#### [PROVIDED MATERIAL]
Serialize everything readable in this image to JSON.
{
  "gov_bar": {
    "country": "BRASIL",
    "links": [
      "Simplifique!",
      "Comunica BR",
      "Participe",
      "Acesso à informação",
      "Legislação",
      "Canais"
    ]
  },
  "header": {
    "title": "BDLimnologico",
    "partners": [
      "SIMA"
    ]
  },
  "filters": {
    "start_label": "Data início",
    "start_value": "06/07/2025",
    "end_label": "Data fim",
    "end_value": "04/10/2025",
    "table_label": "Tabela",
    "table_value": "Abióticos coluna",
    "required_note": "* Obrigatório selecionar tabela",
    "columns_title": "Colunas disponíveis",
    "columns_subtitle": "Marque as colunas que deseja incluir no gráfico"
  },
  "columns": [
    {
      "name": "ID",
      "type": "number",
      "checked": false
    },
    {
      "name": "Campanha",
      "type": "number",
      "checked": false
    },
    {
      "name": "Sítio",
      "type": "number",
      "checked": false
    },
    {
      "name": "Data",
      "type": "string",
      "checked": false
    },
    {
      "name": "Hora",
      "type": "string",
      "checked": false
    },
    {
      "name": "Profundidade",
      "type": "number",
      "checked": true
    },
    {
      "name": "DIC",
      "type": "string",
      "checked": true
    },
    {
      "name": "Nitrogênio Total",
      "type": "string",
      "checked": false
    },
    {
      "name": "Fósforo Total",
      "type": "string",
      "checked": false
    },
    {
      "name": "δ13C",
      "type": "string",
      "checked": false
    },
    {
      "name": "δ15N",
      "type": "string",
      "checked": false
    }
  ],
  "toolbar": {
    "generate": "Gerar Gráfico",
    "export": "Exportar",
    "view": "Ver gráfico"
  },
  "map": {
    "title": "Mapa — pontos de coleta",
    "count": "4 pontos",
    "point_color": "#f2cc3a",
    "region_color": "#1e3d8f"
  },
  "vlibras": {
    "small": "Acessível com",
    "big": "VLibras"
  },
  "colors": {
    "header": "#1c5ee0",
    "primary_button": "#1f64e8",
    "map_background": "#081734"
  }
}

#### [WORK TO COMPLETE]
Write out the entire listing exactly.

#### [ANSWER IN FULL]
Serialize everything readable in this image to JSON.
{
  "gov_bar": {
    "country": "BRASIL",
    "links": [
      "Simplifique!",
      "Comunica BR",
      "Participe",
      "Acesso à informação",
      "Legislação",
      "Canais"
    ]
  },
  "header": {
    "title": "BDLimnologico",
    "partners": [
      "SIMA"
    ]
  },
  "filters": {
    "start_label": "Data início",
    "start_value": "06/07/2025",
    "end_label": "Data fim",
    "end_value": "04/10/2025",
    "table_label": "Tabela",
    "table_value": "Abióticos coluna",
    "required_note": "* Obrigatório selecionar tabela",
    "columns_title": "Colunas disponíveis",
    "columns_subtitle": "Marque as colunas que deseja incluir no gráfico"
  },
  "columns": [
    {
      "name": "ID",
      "type": "number",
      "checked": false
    },
    {
      "name": "Campanha",
      "type": "number",
      "checked": false
    },
    {
      "name": "Sítio",
      "type": "number",
      "checked": false
    },
    {
      "name": "Data",
      "type": "string",
      "checked": false
    },
    {
      "name": "Hora",
      "type": "string",
      "checked": false
    },
    {
      "name": "Profundidade",
      "type": "number",
      "checked": true
    },
    {
      "name": "DIC",
      "type": "string",
      "checked": true
    },
    {
      "name": "Nitrogênio Total",
      "type": "string",
      "checked": false
    },
    {
      "name": "Fósforo Total",
      "type": "string",
      "checked": false
    },
    {
      "name": "δ13C",
      "type": "string",
      "checked": false
    },
    {
      "name": "δ15N",
      "type": "string",
      "checked": false
    }
  ],
  "toolbar": {
    "generate": "Gerar Gráfico",
    "export": "Exportar",
    "view": "Ver gráfico"
  },
  "map": {
    "title": "Mapa — pontos de coleta",
    "count": "4 pontos",
    "point_color": "#f2cc3a",
    "region_color": "#1e3d8f"
  },
  "vlibras": {
    "small": "Acessível com",
    "big": "VLibras"
  },
  "colors": {
    "header": "#1c5ee0",
    "primary_button": "#1f64e8",
    "map_background": "#081734"
  }
}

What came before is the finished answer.